### MATERIAL FOR THE TASK
++++++++++++++++++++
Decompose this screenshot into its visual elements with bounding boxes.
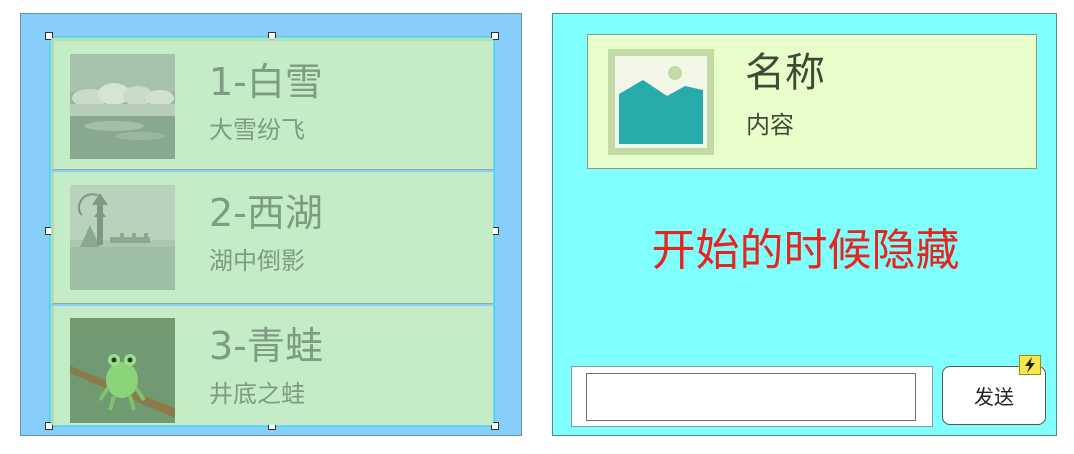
image-list: 1-白雪 大雪纷飞 2-西湖 湖中倒影 3-青蛙 井底之蛙 — [51, 38, 493, 425]
item-subtitle: 大雪纷飞 — [209, 116, 305, 144]
item-title: 2-西湖 — [209, 191, 323, 235]
list-item[interactable]: 2-西湖 湖中倒影 — [51, 172, 493, 304]
list-panel: 1-白雪 大雪纷飞 2-西湖 湖中倒影 3-青蛙 井底之蛙 — [20, 13, 522, 436]
west-lake-pagoda-image — [70, 185, 175, 290]
message-input-container — [571, 366, 933, 427]
chat-panel: 名称 内容 开始的时候隐藏 发送 — [552, 13, 1057, 436]
item-subtitle: 湖中倒影 — [209, 247, 305, 275]
list-item[interactable]: 3-青蛙 井底之蛙 — [51, 306, 493, 425]
hidden-message: 开始的时候隐藏 — [651, 225, 960, 276]
message-input[interactable] — [586, 373, 916, 421]
snow-landscape-image — [70, 54, 175, 159]
frog-on-branch-image — [70, 318, 175, 423]
lightning-bolt-icon — [1019, 355, 1041, 375]
image-placeholder-icon — [608, 49, 714, 155]
item-title: 3-青蛙 — [209, 324, 323, 368]
list-item[interactable]: 1-白雪 大雪纷飞 — [51, 38, 493, 170]
item-subtitle: 井底之蛙 — [209, 380, 305, 408]
info-card[interactable]: 名称 内容 — [587, 34, 1037, 169]
card-subtitle: 内容 — [746, 111, 794, 139]
item-title: 1-白雪 — [209, 60, 323, 104]
card-title: 名称 — [745, 50, 825, 96]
++++++++++++++++++++
Copy out every line of the records above word for word, leaving out the pictures.

Decompose this screenshot into its visual elements with bounding boxes.
image-list: 1-白雪 大雪纷飞 2-西湖 湖中倒影 3-青蛙 井底之蛙 — [51, 38, 493, 425]
item-subtitle: 大雪纷飞 — [209, 116, 305, 144]
item-title: 2-西湖 — [209, 191, 323, 235]
list-item[interactable]: 2-西湖 湖中倒影 — [51, 172, 493, 304]
list-panel: 1-白雪 大雪纷飞 2-西湖 湖中倒影 3-青蛙 井底之蛙 — [20, 13, 522, 436]
west-lake-pagoda-image — [70, 185, 175, 290]
message-input-container — [571, 366, 933, 427]
chat-panel: 名称 内容 开始的时候隐藏 发送 — [552, 13, 1057, 436]
item-subtitle: 湖中倒影 — [209, 247, 305, 275]
list-item[interactable]: 3-青蛙 井底之蛙 — [51, 306, 493, 425]
hidden-message: 开始的时候隐藏 — [651, 225, 960, 276]
message-input[interactable] — [586, 373, 916, 421]
snow-landscape-image — [70, 54, 175, 159]
frog-on-branch-image — [70, 318, 175, 423]
lightning-bolt-icon — [1019, 355, 1041, 375]
image-placeholder-icon — [608, 49, 714, 155]
item-title: 3-青蛙 — [209, 324, 323, 368]
list-item[interactable]: 1-白雪 大雪纷飞 — [51, 38, 493, 170]
item-subtitle: 井底之蛙 — [209, 380, 305, 408]
info-card[interactable]: 名称 内容 — [587, 34, 1037, 169]
card-subtitle: 内容 — [746, 111, 794, 139]
item-title: 1-白雪 — [209, 60, 323, 104]
card-title: 名称 — [745, 50, 825, 96]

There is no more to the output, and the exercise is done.